Objective = Work out how many lines of the records hold the string "oven", and reply with that number alone.

Records to use =
** Start **

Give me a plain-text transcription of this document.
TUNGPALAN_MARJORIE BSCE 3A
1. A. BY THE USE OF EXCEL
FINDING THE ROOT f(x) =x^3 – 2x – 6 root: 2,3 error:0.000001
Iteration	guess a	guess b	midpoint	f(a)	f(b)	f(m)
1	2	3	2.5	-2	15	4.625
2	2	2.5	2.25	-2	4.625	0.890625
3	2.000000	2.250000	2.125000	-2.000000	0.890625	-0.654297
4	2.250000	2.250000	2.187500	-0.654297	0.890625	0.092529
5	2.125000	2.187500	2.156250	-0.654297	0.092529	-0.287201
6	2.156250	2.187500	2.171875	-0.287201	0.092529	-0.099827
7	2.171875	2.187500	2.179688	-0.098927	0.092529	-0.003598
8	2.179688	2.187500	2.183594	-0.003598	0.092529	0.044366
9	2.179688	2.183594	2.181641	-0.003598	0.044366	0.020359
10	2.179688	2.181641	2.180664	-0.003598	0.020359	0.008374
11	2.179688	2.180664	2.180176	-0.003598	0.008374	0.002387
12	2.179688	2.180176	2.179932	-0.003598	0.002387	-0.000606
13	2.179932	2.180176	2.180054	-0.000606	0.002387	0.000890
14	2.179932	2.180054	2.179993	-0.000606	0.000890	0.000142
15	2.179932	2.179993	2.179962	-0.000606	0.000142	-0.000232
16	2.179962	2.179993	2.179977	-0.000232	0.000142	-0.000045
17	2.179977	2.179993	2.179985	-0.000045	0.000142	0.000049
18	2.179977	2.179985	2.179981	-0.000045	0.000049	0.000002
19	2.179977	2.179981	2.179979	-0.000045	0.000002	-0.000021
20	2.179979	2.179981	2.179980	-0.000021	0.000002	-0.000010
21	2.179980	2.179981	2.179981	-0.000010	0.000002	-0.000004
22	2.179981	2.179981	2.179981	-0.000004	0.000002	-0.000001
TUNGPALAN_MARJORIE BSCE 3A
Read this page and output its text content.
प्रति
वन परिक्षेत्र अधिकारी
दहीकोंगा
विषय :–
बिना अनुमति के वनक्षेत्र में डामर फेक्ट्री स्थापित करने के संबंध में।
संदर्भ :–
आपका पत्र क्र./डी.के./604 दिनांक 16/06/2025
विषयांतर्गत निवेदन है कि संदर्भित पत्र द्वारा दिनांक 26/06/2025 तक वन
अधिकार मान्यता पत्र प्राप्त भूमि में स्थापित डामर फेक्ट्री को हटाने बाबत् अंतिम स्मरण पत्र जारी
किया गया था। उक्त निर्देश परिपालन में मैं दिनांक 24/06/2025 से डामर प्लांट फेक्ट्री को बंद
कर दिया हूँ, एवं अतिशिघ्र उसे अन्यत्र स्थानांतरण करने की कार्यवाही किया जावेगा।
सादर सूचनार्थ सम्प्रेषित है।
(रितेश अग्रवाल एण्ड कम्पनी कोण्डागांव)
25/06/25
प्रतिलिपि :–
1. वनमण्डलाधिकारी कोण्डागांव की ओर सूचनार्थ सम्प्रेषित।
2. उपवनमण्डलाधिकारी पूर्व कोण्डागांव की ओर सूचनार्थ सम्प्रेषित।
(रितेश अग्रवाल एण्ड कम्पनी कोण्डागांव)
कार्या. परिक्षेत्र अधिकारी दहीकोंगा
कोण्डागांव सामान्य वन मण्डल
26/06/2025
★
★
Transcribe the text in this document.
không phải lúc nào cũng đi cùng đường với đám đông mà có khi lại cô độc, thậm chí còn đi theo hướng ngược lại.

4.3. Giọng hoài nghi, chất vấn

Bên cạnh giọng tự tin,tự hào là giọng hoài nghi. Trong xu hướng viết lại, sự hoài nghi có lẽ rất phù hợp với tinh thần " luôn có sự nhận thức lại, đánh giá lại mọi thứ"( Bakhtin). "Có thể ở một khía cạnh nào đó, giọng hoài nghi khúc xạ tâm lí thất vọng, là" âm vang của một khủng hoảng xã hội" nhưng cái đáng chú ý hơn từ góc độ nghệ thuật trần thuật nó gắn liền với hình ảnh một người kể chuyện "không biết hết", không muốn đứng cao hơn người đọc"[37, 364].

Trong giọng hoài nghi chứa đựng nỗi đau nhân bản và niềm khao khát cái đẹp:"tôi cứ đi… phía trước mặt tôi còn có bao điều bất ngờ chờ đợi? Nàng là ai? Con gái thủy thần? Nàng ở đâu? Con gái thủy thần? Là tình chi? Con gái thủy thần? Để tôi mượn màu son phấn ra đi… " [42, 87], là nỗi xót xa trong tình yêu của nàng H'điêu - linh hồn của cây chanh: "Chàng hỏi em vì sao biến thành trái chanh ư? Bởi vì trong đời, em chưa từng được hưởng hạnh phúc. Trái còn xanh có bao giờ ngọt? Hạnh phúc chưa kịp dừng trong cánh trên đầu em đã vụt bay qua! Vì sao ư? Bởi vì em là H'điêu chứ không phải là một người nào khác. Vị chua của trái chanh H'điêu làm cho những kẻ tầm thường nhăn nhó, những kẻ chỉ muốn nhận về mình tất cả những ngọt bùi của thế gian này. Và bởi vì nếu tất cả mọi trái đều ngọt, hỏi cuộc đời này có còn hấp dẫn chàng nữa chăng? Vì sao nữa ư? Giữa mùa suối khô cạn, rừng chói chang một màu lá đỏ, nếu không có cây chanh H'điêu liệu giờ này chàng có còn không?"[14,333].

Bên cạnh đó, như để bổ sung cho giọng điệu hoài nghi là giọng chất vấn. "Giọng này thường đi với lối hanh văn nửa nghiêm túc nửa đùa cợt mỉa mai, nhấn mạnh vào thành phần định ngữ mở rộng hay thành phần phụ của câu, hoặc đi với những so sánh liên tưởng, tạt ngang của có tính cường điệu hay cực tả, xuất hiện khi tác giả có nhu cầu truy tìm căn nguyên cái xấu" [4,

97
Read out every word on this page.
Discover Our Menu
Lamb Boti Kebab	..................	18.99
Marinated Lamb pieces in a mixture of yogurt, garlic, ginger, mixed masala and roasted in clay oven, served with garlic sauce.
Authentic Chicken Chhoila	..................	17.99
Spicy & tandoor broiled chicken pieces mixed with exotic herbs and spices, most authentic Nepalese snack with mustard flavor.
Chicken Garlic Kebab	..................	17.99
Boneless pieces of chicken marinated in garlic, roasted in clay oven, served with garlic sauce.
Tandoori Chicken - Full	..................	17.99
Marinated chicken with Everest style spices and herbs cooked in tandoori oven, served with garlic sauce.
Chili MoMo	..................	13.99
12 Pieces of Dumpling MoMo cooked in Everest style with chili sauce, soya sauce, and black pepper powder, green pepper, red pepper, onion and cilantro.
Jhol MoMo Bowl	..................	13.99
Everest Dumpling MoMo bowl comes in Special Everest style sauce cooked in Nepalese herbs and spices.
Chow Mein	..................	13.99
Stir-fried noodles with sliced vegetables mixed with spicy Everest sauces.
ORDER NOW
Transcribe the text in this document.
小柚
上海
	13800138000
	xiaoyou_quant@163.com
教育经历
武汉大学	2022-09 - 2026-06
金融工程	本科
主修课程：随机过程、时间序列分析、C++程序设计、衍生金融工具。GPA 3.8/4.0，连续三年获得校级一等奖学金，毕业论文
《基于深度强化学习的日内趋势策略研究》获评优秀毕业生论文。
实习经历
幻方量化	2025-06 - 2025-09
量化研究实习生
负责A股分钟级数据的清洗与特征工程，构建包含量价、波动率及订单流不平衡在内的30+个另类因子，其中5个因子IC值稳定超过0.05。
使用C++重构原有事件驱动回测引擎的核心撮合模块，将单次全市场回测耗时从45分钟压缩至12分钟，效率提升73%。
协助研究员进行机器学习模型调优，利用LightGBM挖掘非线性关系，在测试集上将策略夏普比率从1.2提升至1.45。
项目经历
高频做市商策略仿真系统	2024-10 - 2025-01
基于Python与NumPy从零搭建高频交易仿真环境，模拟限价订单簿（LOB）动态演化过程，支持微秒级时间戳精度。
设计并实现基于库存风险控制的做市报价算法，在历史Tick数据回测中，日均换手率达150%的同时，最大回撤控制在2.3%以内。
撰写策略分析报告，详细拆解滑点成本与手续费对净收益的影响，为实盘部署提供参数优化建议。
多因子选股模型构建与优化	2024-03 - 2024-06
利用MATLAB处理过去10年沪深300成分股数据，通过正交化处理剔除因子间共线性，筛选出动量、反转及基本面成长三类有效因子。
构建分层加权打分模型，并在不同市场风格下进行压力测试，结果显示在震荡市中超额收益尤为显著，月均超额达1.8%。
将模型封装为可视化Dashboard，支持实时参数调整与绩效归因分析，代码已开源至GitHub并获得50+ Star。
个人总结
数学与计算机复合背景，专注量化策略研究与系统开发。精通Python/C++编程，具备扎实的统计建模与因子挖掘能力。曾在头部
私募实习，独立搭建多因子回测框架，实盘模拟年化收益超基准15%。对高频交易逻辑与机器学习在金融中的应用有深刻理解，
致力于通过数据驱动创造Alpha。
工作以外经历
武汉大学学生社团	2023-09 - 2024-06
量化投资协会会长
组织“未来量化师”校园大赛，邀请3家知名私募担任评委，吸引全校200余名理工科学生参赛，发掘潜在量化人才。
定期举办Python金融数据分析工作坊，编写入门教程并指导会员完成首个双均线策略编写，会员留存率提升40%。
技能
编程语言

** End **

Answer for the task = 3